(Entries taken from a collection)
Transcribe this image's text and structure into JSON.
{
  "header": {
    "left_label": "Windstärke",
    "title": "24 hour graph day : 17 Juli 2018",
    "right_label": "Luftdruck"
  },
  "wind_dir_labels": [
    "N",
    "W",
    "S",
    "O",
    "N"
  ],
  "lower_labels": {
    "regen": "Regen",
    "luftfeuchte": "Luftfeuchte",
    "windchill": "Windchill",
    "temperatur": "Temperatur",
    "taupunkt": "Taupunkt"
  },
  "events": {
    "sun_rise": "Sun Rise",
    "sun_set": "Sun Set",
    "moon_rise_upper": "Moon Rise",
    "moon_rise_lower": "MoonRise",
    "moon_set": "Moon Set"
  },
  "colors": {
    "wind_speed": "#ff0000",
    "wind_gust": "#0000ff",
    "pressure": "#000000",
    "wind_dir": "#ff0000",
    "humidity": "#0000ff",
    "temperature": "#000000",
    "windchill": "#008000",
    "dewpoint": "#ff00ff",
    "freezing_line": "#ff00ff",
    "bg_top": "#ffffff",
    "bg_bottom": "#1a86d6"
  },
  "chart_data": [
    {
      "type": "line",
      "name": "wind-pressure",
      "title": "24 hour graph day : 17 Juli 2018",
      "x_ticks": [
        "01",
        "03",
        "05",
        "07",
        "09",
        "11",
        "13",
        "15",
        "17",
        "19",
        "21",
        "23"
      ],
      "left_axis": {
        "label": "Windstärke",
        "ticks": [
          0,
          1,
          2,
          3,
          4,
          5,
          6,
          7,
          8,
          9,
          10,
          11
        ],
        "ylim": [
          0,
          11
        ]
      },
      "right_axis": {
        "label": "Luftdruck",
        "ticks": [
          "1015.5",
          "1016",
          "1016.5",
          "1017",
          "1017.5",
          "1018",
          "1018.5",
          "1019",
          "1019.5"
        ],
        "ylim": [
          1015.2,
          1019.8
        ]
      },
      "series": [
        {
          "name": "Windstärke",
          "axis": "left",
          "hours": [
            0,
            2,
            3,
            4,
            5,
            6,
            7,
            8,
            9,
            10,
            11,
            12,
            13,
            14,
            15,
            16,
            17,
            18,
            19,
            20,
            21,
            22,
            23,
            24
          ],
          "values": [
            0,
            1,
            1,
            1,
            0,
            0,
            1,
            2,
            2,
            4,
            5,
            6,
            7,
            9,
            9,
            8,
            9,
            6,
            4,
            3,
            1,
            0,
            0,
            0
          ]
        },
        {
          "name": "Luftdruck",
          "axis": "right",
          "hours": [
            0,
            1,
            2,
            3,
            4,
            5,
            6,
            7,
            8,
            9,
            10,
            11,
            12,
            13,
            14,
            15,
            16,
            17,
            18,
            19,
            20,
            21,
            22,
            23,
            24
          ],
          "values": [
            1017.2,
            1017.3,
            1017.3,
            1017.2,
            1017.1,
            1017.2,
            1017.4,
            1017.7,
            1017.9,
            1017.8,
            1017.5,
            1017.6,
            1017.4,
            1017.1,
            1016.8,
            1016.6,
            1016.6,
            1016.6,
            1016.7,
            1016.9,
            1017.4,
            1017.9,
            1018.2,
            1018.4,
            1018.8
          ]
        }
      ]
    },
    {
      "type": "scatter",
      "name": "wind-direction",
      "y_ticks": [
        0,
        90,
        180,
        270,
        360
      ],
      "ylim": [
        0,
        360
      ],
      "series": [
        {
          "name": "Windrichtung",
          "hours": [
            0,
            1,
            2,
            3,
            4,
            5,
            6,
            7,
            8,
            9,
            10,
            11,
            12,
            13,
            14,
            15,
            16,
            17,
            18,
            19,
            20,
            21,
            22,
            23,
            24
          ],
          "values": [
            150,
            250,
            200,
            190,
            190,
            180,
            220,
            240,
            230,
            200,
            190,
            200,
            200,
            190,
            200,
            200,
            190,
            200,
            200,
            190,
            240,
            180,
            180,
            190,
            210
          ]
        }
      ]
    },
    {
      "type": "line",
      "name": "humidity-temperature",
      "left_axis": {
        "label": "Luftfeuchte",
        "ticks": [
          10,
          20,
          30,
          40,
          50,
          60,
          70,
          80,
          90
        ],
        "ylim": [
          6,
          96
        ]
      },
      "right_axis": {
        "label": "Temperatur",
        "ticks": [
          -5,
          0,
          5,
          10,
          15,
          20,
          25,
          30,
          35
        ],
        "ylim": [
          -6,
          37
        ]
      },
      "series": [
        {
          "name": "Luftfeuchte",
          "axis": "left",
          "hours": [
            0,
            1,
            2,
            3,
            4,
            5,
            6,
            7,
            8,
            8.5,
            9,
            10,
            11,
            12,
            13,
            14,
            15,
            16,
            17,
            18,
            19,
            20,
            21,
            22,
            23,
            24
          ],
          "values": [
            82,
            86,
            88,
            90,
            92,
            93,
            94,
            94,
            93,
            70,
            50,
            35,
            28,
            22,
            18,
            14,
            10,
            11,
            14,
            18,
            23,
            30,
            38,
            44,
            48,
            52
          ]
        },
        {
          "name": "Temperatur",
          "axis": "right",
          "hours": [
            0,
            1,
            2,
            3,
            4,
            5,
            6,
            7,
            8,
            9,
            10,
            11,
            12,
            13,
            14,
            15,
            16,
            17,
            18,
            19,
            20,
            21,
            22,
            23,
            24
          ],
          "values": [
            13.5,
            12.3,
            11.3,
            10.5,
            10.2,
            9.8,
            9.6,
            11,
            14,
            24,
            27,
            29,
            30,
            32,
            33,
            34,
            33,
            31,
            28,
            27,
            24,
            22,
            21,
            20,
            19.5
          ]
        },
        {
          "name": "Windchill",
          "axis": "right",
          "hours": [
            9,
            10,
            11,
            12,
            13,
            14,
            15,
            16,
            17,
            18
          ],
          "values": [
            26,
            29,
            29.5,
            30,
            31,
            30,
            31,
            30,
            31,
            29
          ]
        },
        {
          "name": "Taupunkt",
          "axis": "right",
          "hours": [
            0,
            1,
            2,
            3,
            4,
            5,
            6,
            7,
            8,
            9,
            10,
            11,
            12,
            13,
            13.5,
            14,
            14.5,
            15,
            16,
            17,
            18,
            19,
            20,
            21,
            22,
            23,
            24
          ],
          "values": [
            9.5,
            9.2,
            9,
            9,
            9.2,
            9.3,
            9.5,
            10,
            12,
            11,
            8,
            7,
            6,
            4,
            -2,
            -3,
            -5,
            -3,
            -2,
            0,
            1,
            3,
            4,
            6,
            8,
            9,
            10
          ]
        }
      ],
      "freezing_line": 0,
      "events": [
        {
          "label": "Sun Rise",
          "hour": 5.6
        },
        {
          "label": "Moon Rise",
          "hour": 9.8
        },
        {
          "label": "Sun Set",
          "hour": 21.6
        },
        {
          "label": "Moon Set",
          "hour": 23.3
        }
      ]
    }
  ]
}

Problem requirements:
The lines to collect are those holding the string "Luftdruck"; copy them all.

Final answer:
    "right_label": "Luftdruck"
        "label": "Luftdruck",
          "name": "Luftdruck",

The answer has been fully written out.